◆ WORK INSTRUCTIONS
Output all of the data below exactly as given.

◆ GIVEN ENTRIES
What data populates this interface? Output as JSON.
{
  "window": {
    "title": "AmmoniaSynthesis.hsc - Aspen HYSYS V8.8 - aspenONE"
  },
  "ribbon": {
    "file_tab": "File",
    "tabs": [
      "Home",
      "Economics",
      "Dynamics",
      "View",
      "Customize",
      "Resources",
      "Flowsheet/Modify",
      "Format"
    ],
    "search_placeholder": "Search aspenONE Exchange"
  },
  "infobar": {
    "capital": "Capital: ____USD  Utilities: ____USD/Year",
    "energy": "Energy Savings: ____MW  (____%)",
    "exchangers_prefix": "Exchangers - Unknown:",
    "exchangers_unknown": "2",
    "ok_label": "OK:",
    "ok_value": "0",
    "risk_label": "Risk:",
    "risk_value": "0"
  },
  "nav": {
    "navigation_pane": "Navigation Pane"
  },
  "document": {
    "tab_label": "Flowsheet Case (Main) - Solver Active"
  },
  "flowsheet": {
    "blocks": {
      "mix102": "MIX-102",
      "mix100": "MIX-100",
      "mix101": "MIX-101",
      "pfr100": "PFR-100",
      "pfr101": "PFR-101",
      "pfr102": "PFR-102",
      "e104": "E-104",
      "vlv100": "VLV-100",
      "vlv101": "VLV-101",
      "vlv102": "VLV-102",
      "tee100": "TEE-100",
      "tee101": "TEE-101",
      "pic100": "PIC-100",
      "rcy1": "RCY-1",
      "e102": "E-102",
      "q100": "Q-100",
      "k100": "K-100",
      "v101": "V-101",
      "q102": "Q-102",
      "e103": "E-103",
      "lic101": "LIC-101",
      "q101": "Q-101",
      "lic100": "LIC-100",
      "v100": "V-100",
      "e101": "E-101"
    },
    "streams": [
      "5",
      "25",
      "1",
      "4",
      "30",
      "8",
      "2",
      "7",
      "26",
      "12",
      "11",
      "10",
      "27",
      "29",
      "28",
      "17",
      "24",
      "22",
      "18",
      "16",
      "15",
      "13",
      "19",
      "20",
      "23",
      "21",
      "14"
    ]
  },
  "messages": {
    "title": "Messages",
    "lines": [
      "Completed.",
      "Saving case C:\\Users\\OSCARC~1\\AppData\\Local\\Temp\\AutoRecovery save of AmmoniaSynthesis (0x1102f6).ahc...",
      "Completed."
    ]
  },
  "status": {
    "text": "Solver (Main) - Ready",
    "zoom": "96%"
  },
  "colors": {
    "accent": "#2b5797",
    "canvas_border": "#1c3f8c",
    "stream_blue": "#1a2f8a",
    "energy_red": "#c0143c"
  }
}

◆ RESPONSE FOR THIS EXERCISE
What data populates this interface? Output as JSON.
{
  "window": {
    "title": "AmmoniaSynthesis.hsc - Aspen HYSYS V8.8 - aspenONE"
  },
  "ribbon": {
    "file_tab": "File",
    "tabs": [
      "Home",
      "Economics",
      "Dynamics",
      "View",
      "Customize",
      "Resources",
      "Flowsheet/Modify",
      "Format"
    ],
    "search_placeholder": "Search aspenONE Exchange"
  },
  "infobar": {
    "capital": "Capital: ____USD  Utilities: ____USD/Year",
    "energy": "Energy Savings: ____MW  (____%)",
    "exchangers_prefix": "Exchangers - Unknown:",
    "exchangers_unknown": "2",
    "ok_label": "OK:",
    "ok_value": "0",
    "risk_label": "Risk:",
    "risk_value": "0"
  },
  "nav": {
    "navigation_pane": "Navigation Pane"
  },
  "document": {
    "tab_label": "Flowsheet Case (Main) - Solver Active"
  },
  "flowsheet": {
    "blocks": {
      "mix102": "MIX-102",
      "mix100": "MIX-100",
      "mix101": "MIX-101",
      "pfr100": "PFR-100",
      "pfr101": "PFR-101",
      "pfr102": "PFR-102",
      "e104": "E-104",
      "vlv100": "VLV-100",
      "vlv101": "VLV-101",
      "vlv102": "VLV-102",
      "tee100": "TEE-100",
      "tee101": "TEE-101",
      "pic100": "PIC-100",
      "rcy1": "RCY-1",
      "e102": "E-102",
      "q100": "Q-100",
      "k100": "K-100",
      "v101": "V-101",
      "q102": "Q-102",
      "e103": "E-103",
      "lic101": "LIC-101",
      "q101": "Q-101",
      "lic100": "LIC-100",
      "v100": "V-100",
      "e101": "E-101"
    },
    "streams": [
      "5",
      "25",
      "1",
      "4",
      "30",
      "8",
      "2",
      "7",
      "26",
      "12",
      "11",
      "10",
      "27",
      "29",
      "28",
      "17",
      "24",
      "22",
      "18",
      "16",
      "15",
      "13",
      "19",
      "20",
      "23",
      "21",
      "14"
    ]
  },
  "messages": {
    "title": "Messages",
    "lines": [
      "Completed.",
      "Saving case C:\\Users\\OSCARC~1\\AppData\\Local\\Temp\\AutoRecovery save of AmmoniaSynthesis (0x1102f6).ahc...",
      "Completed."
    ]
  },
  "status": {
    "text": "Solver (Main) - Ready",
    "zoom": "96%"
  },
  "colors": {
    "accent": "#2b5797",
    "canvas_border": "#1c3f8c",
    "stream_blue": "#1a2f8a",
    "energy_red": "#c0143c"
  }
}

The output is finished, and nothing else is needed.